[[ EXTRACT TO READ, beginning ]]

As a pre-build test, I am trying to check that any commits/changes to java fixtures will not break any fitnesse tests I have in my fitnesse server.
The approach I have taken is to grab all the tests (context.txt) files that I want to verify the commit will not break, and parse it the best I can and compare it with the available methods I can grab using reflection from my projects.
Currently, I have a HashMap of 'class name' to 'class object' for all my available java fixtures. I also have been able to get access to all the fitnesse tests as File objects. It looks a little like this:
HashMap<String, Class<?>> availableJavaClassesMap = initJavaMap();
List<File> allFitnesseTestFiles = initTestFiles();
Now I want to be able to do something like this:
HashMap<String, Method> parsedMethodsFromFitnesseMap;
For(File file: allFitnesseTestFiles) {
parsedMethodsFromFitnesseMap.addAll( parseFile( file ) );
}
Then I would simply compare the two HashMaps and make sure the parsedMethodsFromFitnesseMap HashMap is a subset of the availableJavaClassesMap HashMap.

[[ EXTRACT TO READ, end ]]

#### [EXERCISE INSTRUCTIONS]
Rewrite the stretch of the post about testing java fixtures from "As a pre-build" through "from my projects.", putting "pre-commit check" in place of "pre-build test".

[[ EXTRACTED MATERIAL, beginning ]]

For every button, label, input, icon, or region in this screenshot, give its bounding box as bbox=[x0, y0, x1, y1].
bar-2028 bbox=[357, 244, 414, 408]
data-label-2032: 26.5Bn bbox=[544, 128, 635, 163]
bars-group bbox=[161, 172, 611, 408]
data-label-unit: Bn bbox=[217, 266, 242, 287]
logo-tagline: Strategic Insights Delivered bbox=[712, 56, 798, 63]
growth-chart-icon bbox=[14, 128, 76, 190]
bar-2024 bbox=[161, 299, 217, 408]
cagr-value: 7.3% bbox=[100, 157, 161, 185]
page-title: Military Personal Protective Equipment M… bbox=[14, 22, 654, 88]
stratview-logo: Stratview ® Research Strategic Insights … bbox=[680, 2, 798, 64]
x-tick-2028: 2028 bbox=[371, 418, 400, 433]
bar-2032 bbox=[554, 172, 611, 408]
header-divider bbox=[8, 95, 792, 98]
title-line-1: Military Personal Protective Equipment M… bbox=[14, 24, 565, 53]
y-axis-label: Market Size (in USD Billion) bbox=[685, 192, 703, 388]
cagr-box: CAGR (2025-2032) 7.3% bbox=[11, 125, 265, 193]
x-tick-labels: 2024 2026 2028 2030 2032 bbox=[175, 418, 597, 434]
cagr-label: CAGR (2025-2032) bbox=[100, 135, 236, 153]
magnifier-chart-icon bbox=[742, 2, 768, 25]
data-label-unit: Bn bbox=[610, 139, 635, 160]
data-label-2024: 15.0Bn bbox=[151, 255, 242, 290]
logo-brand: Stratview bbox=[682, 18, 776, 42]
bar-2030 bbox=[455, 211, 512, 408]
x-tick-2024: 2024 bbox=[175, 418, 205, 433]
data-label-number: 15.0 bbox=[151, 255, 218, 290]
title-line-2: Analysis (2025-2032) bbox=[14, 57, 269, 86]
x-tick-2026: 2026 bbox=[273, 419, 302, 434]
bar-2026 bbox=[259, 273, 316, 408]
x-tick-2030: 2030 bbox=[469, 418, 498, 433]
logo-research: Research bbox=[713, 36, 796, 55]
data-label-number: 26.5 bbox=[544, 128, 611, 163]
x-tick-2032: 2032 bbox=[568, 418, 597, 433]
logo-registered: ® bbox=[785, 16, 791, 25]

[[ EXTRACTED MATERIAL, end ]]

#### [ANSWER BELOW]
As a pre-commit check, I am trying to check that any commits/changes to java fixtures will not break any fitnesse tests I have in my fitnesse server.
The approach I have taken is to grab all the tests (context.txt) files that I want to verify the commit will not break, and parse it the best I can and compare it with the available methods I can grab using reflection from my projects.